• Problem description:
Which lines hold the string "trim"? Copy every one of them.

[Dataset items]
──────────

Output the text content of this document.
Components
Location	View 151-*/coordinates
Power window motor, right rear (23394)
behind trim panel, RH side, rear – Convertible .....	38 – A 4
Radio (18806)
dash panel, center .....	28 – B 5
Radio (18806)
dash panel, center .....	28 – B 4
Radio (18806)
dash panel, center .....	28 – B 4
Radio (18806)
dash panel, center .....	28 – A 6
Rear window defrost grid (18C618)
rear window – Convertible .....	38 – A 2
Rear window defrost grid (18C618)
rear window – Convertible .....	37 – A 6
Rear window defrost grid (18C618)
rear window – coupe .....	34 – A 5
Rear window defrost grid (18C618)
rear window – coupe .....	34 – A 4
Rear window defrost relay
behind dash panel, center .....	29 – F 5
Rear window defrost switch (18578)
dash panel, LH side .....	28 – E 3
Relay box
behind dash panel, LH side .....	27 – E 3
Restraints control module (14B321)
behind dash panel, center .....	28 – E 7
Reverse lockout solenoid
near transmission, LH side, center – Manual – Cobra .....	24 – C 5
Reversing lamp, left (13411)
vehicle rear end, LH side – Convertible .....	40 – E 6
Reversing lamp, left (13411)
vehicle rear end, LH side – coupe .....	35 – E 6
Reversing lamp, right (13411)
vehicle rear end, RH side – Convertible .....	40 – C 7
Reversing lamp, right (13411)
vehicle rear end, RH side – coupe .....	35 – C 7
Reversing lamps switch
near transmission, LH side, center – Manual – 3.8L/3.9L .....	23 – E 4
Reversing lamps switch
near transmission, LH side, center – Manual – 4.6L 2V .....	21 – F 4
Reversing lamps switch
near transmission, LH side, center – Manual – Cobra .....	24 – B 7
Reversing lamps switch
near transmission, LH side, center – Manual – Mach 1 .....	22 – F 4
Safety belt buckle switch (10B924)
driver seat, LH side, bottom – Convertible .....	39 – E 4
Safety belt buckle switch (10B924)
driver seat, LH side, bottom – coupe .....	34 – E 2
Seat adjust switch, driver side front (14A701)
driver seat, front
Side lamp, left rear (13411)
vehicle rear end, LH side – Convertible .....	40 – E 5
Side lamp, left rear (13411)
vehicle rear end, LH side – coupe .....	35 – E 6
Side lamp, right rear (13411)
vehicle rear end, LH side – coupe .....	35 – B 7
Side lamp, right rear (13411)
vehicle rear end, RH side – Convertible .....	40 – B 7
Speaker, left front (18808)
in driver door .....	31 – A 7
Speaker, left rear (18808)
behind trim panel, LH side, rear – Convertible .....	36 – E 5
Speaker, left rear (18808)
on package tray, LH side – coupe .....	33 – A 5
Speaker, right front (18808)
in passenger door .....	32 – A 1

──────────

• Task response:
behind trim panel, RH side, rear – Convertible .....	38 – A 4
behind trim panel, LH side, rear – Convertible .....	36 – E 5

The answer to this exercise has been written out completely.